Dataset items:
§ §

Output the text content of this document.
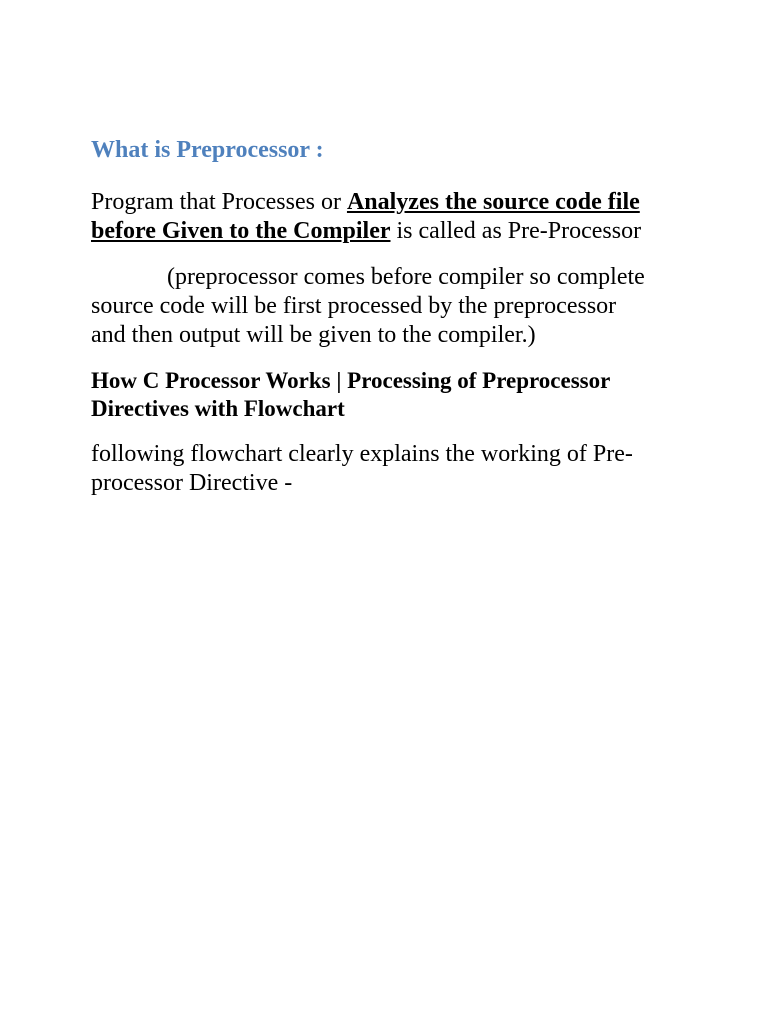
What is Preprocessor :
Program that Processes or Analyzes the source code file
before Given to the Compiler is called as Pre-Processor
(preprocessor comes before compiler so complete
source code will be first processed by the preprocessor
and then output will be given to the compiler.)
How C Processor Works | Processing of Preprocessor
Directives with Flowchart
following flowchart clearly explains the working of Pre-
processor Directive -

§ §

◆ **TASK STATEMENT**
Set the data above down again exactly as given, with no pictures.

◆ **THE SOLUTION**
Output the text content of this document.
What is Preprocessor :
Program that Processes or Analyzes the source code file
before Given to the Compiler is called as Pre-Processor
(preprocessor comes before compiler so complete
source code will be first processed by the preprocessor
and then output will be given to the compiler.)
How C Processor Works | Processing of Preprocessor
Directives with Flowchart
following flowchart clearly explains the working of Pre-
processor Directive -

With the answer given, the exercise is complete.